_Problem statement_
Switch every "Intermediate" in the records below to "Middle" and write the records out again with nothing else changed. Leave the pictures out.

Source records:
%%

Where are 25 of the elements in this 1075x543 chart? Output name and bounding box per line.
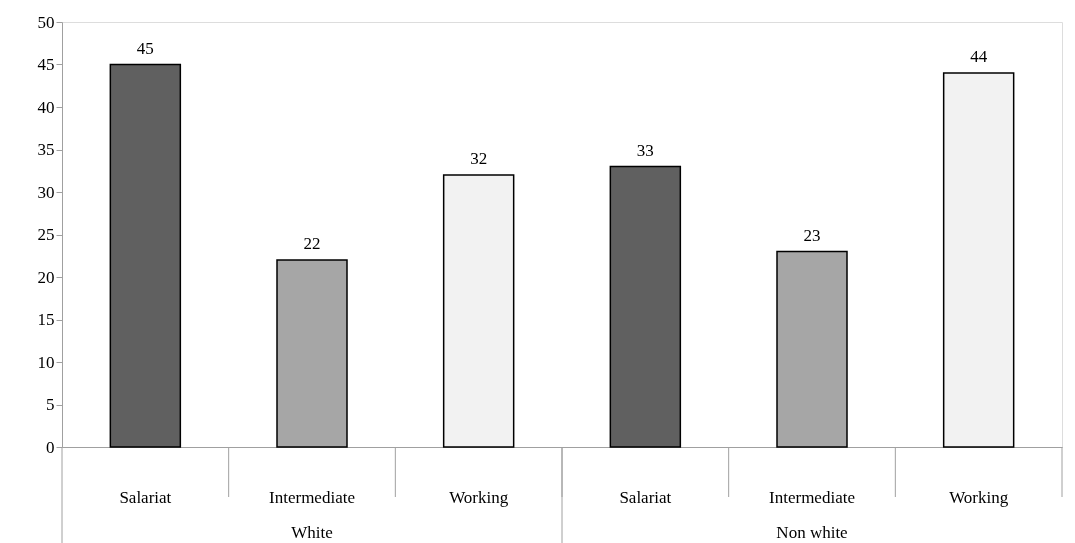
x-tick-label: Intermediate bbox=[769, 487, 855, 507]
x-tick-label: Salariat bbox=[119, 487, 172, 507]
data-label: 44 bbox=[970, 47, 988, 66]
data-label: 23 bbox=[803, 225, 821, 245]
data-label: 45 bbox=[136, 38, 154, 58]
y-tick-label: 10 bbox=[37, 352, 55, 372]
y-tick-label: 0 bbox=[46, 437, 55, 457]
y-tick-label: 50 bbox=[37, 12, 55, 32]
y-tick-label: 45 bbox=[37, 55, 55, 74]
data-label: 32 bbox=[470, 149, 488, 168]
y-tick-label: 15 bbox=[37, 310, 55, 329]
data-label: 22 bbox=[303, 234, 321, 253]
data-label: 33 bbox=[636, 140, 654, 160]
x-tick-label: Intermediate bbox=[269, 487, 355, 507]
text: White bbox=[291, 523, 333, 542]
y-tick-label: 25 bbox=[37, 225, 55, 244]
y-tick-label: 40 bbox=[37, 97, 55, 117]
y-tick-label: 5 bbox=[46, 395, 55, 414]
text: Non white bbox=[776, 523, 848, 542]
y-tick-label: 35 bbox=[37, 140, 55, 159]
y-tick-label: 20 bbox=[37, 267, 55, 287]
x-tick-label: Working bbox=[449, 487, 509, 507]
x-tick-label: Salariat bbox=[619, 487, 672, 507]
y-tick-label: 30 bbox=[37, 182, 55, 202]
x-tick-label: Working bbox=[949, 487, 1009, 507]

%%

_Written reply_
Where are 25 of the elements in this 1075x543 chart? Output name and bounding box per line.
x-tick-label: Middle bbox=[769, 487, 855, 507]
x-tick-label: Salariat bbox=[119, 487, 172, 507]
data-label: 44 bbox=[970, 47, 988, 66]
data-label: 23 bbox=[803, 225, 821, 245]
data-label: 45 bbox=[136, 38, 154, 58]
y-tick-label: 10 bbox=[37, 352, 55, 372]
y-tick-label: 0 bbox=[46, 437, 55, 457]
y-tick-label: 50 bbox=[37, 12, 55, 32]
y-tick-label: 45 bbox=[37, 55, 55, 74]
data-label: 32 bbox=[470, 149, 488, 168]
y-tick-label: 15 bbox=[37, 310, 55, 329]
data-label: 22 bbox=[303, 234, 321, 253]
data-label: 33 bbox=[636, 140, 654, 160]
x-tick-label: Middle bbox=[269, 487, 355, 507]
text: White bbox=[291, 523, 333, 542]
y-tick-label: 25 bbox=[37, 225, 55, 244]
y-tick-label: 40 bbox=[37, 97, 55, 117]
y-tick-label: 5 bbox=[46, 395, 55, 414]
text: Non white bbox=[776, 523, 848, 542]
y-tick-label: 35 bbox=[37, 140, 55, 159]
y-tick-label: 20 bbox=[37, 267, 55, 287]
x-tick-label: Working bbox=[449, 487, 509, 507]
x-tick-label: Salariat bbox=[619, 487, 672, 507]
y-tick-label: 30 bbox=[37, 182, 55, 202]
x-tick-label: Working bbox=[949, 487, 1009, 507]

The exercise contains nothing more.